Written request >>
Establish how many lines in the material include the string "text" and report it as a lone number.

Data entries >>
"""
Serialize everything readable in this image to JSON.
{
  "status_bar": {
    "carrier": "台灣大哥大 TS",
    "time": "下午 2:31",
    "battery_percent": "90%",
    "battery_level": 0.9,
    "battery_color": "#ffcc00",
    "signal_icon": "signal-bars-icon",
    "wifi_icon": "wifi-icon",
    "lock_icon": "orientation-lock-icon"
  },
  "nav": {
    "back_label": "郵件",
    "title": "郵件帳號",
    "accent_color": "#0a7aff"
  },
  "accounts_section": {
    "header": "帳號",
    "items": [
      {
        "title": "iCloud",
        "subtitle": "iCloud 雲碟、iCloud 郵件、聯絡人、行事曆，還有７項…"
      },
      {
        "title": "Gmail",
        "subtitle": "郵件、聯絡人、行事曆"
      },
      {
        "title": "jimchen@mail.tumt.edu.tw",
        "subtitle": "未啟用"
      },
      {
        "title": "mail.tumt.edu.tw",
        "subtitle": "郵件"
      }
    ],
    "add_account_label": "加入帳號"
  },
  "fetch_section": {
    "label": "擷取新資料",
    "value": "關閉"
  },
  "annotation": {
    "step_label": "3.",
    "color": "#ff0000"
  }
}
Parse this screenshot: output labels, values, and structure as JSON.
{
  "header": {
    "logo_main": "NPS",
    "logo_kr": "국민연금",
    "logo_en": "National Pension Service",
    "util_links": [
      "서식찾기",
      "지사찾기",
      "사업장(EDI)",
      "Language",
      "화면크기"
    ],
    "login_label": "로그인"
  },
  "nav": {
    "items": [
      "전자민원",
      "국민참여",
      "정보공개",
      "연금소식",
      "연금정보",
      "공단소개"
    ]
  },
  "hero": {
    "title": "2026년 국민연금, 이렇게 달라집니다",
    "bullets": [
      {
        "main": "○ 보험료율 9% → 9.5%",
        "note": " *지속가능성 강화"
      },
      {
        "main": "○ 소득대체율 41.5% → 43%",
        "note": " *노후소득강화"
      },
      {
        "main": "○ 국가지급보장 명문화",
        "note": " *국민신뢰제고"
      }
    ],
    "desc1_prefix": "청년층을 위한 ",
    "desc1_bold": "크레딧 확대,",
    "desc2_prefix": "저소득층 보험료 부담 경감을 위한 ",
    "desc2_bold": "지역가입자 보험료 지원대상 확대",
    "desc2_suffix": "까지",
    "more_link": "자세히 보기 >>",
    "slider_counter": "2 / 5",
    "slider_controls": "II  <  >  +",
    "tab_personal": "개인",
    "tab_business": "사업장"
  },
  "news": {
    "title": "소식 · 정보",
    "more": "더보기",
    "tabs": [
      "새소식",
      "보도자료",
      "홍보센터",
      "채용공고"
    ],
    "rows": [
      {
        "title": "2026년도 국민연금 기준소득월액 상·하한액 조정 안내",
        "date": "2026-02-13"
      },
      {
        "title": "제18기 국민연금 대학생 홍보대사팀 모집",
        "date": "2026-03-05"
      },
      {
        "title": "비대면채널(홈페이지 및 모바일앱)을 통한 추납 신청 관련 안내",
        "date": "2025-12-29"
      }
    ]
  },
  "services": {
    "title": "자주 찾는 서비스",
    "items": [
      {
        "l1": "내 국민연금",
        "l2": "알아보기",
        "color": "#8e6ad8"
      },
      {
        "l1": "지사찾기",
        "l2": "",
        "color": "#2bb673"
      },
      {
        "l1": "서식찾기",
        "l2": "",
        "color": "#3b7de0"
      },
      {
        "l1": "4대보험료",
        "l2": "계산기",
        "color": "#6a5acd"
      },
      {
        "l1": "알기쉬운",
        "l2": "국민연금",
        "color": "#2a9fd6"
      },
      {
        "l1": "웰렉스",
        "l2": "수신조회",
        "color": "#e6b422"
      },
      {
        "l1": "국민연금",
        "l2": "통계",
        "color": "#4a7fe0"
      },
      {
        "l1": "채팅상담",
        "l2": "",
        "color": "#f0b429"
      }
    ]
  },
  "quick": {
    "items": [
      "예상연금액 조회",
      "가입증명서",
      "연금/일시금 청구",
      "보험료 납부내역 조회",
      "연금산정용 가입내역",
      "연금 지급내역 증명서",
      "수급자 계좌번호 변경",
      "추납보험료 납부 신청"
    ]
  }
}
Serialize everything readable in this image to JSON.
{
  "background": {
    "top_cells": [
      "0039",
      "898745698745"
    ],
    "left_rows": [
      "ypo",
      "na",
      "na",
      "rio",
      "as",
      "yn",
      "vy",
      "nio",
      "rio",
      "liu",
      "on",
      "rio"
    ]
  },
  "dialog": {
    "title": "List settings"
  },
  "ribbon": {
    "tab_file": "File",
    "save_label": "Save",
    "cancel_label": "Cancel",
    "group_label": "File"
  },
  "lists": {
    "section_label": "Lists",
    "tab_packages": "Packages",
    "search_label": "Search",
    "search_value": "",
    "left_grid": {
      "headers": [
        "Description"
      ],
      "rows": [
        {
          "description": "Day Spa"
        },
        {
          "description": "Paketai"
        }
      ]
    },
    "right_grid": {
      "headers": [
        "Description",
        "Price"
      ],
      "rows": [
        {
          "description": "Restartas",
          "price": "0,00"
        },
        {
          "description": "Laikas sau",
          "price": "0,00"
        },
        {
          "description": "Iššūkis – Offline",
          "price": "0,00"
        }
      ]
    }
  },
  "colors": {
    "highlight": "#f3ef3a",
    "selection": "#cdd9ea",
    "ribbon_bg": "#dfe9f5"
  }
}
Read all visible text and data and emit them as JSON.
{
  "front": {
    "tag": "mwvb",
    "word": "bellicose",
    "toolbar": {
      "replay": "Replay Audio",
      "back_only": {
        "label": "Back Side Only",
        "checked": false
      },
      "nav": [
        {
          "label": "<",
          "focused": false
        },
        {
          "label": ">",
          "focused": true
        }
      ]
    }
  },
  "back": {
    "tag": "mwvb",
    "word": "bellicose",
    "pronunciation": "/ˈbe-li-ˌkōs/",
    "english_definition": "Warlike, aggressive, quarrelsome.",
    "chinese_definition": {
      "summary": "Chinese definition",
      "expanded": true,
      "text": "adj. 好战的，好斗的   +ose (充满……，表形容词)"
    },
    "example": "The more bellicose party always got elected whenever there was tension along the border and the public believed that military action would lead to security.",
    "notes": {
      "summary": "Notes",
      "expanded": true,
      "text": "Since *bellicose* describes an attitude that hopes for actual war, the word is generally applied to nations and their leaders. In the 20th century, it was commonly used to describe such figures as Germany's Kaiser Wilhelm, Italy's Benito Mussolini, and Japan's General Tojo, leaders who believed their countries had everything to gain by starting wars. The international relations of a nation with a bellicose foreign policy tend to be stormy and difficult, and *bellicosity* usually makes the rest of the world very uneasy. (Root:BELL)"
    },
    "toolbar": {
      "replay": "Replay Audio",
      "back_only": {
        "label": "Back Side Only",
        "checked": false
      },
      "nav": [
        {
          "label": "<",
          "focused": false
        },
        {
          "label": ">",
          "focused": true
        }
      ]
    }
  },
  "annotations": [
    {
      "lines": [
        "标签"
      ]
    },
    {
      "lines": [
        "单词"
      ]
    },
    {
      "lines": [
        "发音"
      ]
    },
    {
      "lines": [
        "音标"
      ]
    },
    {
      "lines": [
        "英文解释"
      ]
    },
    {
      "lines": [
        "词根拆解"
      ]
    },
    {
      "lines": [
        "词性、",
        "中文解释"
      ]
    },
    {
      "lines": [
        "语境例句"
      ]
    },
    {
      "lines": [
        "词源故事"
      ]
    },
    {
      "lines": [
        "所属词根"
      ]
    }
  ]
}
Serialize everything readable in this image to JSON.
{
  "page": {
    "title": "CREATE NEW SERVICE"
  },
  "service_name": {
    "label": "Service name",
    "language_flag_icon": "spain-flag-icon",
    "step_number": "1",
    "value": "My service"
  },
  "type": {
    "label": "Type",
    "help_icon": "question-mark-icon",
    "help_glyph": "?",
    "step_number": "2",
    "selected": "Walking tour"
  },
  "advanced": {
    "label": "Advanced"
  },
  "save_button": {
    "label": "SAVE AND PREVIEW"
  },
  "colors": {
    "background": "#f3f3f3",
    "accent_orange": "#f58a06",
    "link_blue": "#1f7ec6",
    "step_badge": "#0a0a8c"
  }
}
"""
Full answer >>
3